Exercise material |
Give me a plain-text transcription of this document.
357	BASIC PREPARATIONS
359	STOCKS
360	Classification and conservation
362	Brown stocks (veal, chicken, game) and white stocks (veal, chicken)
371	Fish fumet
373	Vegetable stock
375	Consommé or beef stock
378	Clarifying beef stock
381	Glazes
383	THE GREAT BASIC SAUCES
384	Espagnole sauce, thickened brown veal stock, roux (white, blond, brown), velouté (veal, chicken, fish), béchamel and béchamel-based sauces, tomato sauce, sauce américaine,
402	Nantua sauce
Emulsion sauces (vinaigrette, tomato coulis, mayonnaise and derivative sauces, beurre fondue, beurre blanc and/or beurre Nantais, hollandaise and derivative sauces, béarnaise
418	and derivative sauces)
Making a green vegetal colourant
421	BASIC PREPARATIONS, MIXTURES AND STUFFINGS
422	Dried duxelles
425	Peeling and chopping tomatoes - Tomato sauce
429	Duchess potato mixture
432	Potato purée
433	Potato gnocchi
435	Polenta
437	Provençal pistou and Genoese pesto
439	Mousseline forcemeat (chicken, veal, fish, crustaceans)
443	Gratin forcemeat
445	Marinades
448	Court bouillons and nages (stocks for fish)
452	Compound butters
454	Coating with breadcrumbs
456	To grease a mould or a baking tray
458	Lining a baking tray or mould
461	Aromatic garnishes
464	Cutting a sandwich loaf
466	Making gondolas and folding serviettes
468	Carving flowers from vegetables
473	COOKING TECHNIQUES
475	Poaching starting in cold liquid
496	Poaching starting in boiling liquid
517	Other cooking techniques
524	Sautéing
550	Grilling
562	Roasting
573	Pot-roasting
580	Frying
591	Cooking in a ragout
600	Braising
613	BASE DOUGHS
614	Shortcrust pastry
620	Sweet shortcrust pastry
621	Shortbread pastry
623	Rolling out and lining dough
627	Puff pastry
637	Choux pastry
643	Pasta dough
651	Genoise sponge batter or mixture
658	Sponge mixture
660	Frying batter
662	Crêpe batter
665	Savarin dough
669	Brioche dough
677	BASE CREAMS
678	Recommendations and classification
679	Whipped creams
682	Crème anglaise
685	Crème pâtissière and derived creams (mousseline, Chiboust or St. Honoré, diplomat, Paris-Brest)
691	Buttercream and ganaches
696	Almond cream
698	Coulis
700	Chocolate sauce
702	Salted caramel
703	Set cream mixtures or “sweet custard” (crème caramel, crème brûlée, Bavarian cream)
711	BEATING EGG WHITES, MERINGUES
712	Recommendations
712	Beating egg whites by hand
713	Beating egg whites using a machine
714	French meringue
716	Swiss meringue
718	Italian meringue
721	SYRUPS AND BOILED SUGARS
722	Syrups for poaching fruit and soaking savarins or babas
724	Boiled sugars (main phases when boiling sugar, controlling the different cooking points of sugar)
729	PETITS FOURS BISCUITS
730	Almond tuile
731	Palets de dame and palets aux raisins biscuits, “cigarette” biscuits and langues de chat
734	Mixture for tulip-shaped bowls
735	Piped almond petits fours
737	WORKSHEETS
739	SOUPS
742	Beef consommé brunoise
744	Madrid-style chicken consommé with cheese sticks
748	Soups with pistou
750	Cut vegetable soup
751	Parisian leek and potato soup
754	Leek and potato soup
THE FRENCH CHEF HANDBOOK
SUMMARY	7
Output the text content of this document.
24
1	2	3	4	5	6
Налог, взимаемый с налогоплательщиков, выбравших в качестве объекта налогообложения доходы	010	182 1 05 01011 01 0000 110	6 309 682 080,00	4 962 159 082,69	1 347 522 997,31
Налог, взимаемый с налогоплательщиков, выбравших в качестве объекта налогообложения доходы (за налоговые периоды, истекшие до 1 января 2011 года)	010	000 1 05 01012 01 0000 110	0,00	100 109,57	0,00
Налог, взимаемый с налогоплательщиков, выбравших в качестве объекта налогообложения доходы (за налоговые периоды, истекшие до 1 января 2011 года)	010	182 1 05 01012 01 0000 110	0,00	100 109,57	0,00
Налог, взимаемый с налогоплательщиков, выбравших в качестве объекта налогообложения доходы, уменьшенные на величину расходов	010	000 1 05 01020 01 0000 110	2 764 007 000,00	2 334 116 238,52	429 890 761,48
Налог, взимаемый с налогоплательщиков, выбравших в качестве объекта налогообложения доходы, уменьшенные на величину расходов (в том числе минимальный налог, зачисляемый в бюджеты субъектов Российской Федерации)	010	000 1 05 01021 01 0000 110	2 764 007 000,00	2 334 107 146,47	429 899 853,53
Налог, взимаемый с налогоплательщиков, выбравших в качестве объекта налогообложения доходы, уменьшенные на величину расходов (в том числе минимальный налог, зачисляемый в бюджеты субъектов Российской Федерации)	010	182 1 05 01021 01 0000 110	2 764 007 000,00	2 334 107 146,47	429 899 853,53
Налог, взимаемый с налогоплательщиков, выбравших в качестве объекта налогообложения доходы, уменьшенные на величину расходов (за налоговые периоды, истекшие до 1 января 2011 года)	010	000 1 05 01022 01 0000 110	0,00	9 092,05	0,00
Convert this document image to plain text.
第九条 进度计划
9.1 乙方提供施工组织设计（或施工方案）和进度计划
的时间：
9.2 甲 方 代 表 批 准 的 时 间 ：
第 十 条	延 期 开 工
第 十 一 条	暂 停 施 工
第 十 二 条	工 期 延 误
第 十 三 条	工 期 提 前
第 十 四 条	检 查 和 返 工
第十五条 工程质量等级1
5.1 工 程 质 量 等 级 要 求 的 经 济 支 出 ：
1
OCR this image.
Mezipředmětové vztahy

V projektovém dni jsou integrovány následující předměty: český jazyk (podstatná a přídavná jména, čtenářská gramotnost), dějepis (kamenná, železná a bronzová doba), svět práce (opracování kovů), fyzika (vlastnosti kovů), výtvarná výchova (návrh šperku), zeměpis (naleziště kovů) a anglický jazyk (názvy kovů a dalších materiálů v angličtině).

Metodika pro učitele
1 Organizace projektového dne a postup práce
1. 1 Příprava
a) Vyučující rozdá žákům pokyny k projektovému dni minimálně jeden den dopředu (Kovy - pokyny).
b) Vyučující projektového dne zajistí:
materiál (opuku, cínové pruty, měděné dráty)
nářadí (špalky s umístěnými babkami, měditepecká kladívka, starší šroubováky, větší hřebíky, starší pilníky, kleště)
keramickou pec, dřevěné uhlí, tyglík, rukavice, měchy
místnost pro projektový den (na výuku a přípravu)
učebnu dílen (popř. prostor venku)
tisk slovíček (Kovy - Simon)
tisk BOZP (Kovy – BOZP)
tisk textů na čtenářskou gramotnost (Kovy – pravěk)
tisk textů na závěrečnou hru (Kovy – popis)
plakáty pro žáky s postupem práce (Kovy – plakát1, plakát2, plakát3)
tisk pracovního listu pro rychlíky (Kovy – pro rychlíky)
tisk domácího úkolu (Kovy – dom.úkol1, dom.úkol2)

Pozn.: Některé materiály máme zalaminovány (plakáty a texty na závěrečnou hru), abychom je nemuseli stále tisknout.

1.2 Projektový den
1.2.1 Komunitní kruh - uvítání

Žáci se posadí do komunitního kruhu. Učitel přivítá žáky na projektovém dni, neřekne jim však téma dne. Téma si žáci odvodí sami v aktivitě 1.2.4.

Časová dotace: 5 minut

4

What needs to be done |
Reproduce the material verbatim, line by line.

Task response |
Give me a plain-text transcription of this document.
357	BASIC PREPARATIONS
359	STOCKS
360	Classification and conservation
362	Brown stocks (veal, chicken, game) and white stocks (veal, chicken)
371	Fish fumet
373	Vegetable stock
375	Consommé or beef stock
378	Clarifying beef stock
381	Glazes
383	THE GREAT BASIC SAUCES
384	Espagnole sauce, thickened brown veal stock, roux (white, blond, brown), velouté (veal, chicken, fish), béchamel and béchamel-based sauces, tomato sauce, sauce américaine,
402	Nantua sauce
Emulsion sauces (vinaigrette, tomato coulis, mayonnaise and derivative sauces, beurre fondue, beurre blanc and/or beurre Nantais, hollandaise and derivative sauces, béarnaise
418	and derivative sauces)
Making a green vegetal colourant
421	BASIC PREPARATIONS, MIXTURES AND STUFFINGS
422	Dried duxelles
425	Peeling and chopping tomatoes - Tomato sauce
429	Duchess potato mixture
432	Potato purée
433	Potato gnocchi
435	Polenta
437	Provençal pistou and Genoese pesto
439	Mousseline forcemeat (chicken, veal, fish, crustaceans)
443	Gratin forcemeat
445	Marinades
448	Court bouillons and nages (stocks for fish)
452	Compound butters
454	Coating with breadcrumbs
456	To grease a mould or a baking tray
458	Lining a baking tray or mould
461	Aromatic garnishes
464	Cutting a sandwich loaf
466	Making gondolas and folding serviettes
468	Carving flowers from vegetables
473	COOKING TECHNIQUES
475	Poaching starting in cold liquid
496	Poaching starting in boiling liquid
517	Other cooking techniques
524	Sautéing
550	Grilling
562	Roasting
573	Pot-roasting
580	Frying
591	Cooking in a ragout
600	Braising
613	BASE DOUGHS
614	Shortcrust pastry
620	Sweet shortcrust pastry
621	Shortbread pastry
623	Rolling out and lining dough
627	Puff pastry
637	Choux pastry
643	Pasta dough
651	Genoise sponge batter or mixture
658	Sponge mixture
660	Frying batter
662	Crêpe batter
665	Savarin dough
669	Brioche dough
677	BASE CREAMS
678	Recommendations and classification
679	Whipped creams
682	Crème anglaise
685	Crème pâtissière and derived creams (mousseline, Chiboust or St. Honoré, diplomat, Paris-Brest)
691	Buttercream and ganaches
696	Almond cream
698	Coulis
700	Chocolate sauce
702	Salted caramel
703	Set cream mixtures or “sweet custard” (crème caramel, crème brûlée, Bavarian cream)
711	BEATING EGG WHITES, MERINGUES
712	Recommendations
712	Beating egg whites by hand
713	Beating egg whites using a machine
714	French meringue
716	Swiss meringue
718	Italian meringue
721	SYRUPS AND BOILED SUGARS
722	Syrups for poaching fruit and soaking savarins or babas
724	Boiled sugars (main phases when boiling sugar, controlling the different cooking points of sugar)
729	PETITS FOURS BISCUITS
730	Almond tuile
731	Palets de dame and palets aux raisins biscuits, “cigarette” biscuits and langues de chat
734	Mixture for tulip-shaped bowls
735	Piped almond petits fours
737	WORKSHEETS
739	SOUPS
742	Beef consommé brunoise
744	Madrid-style chicken consommé with cheese sticks
748	Soups with pistou
750	Cut vegetable soup
751	Parisian leek and potato soup
754	Leek and potato soup
THE FRENCH CHEF HANDBOOK
SUMMARY	7
Output the text content of this document.
24
1	2	3	4	5	6
Налог, взимаемый с налогоплательщиков, выбравших в качестве объекта налогообложения доходы	010	182 1 05 01011 01 0000 110	6 309 682 080,00	4 962 159 082,69	1 347 522 997,31
Налог, взимаемый с налогоплательщиков, выбравших в качестве объекта налогообложения доходы (за налоговые периоды, истекшие до 1 января 2011 года)	010	000 1 05 01012 01 0000 110	0,00	100 109,57	0,00
Налог, взимаемый с налогоплательщиков, выбравших в качестве объекта налогообложения доходы (за налоговые периоды, истекшие до 1 января 2011 года)	010	182 1 05 01012 01 0000 110	0,00	100 109,57	0,00
Налог, взимаемый с налогоплательщиков, выбравших в качестве объекта налогообложения доходы, уменьшенные на величину расходов	010	000 1 05 01020 01 0000 110	2 764 007 000,00	2 334 116 238,52	429 890 761,48
Налог, взимаемый с налогоплательщиков, выбравших в качестве объекта налогообложения доходы, уменьшенные на величину расходов (в том числе минимальный налог, зачисляемый в бюджеты субъектов Российской Федерации)	010	000 1 05 01021 01 0000 110	2 764 007 000,00	2 334 107 146,47	429 899 853,53
Налог, взимаемый с налогоплательщиков, выбравших в качестве объекта налогообложения доходы, уменьшенные на величину расходов (в том числе минимальный налог, зачисляемый в бюджеты субъектов Российской Федерации)	010	182 1 05 01021 01 0000 110	2 764 007 000,00	2 334 107 146,47	429 899 853,53
Налог, взимаемый с налогоплательщиков, выбравших в качестве объекта налогообложения доходы, уменьшенные на величину расходов (за налоговые периоды, истекшие до 1 января 2011 года)	010	000 1 05 01022 01 0000 110	0,00	9 092,05	0,00
Convert this document image to plain text.
第九条 进度计划
9.1 乙方提供施工组织设计（或施工方案）和进度计划
的时间：
9.2 甲 方 代 表 批 准 的 时 间 ：
第 十 条	延 期 开 工
第 十 一 条	暂 停 施 工
第 十 二 条	工 期 延 误
第 十 三 条	工 期 提 前
第 十 四 条	检 查 和 返 工
第十五条 工程质量等级1
5.1 工 程 质 量 等 级 要 求 的 经 济 支 出 ：
1
OCR this image.
Mezipředmětové vztahy

V projektovém dni jsou integrovány následující předměty: český jazyk (podstatná a přídavná jména, čtenářská gramotnost), dějepis (kamenná, železná a bronzová doba), svět práce (opracování kovů), fyzika (vlastnosti kovů), výtvarná výchova (návrh šperku), zeměpis (naleziště kovů) a anglický jazyk (názvy kovů a dalších materiálů v angličtině).

Metodika pro učitele
1 Organizace projektového dne a postup práce
1. 1 Příprava
a) Vyučující rozdá žákům pokyny k projektovému dni minimálně jeden den dopředu (Kovy - pokyny).
b) Vyučující projektového dne zajistí:
materiál (opuku, cínové pruty, měděné dráty)
nářadí (špalky s umístěnými babkami, měditepecká kladívka, starší šroubováky, větší hřebíky, starší pilníky, kleště)
keramickou pec, dřevěné uhlí, tyglík, rukavice, měchy
místnost pro projektový den (na výuku a přípravu)
učebnu dílen (popř. prostor venku)
tisk slovíček (Kovy - Simon)
tisk BOZP (Kovy – BOZP)
tisk textů na čtenářskou gramotnost (Kovy – pravěk)
tisk textů na závěrečnou hru (Kovy – popis)
plakáty pro žáky s postupem práce (Kovy – plakát1, plakát2, plakát3)
tisk pracovního listu pro rychlíky (Kovy – pro rychlíky)
tisk domácího úkolu (Kovy – dom.úkol1, dom.úkol2)

Pozn.: Některé materiály máme zalaminovány (plakáty a texty na závěrečnou hru), abychom je nemuseli stále tisknout.

1.2 Projektový den
1.2.1 Komunitní kruh - uvítání

Žáci se posadí do komunitního kruhu. Učitel přivítá žáky na projektovém dni, neřekne jim však téma dne. Téma si žáci odvodí sami v aktivitě 1.2.4.

Časová dotace: 5 minut

4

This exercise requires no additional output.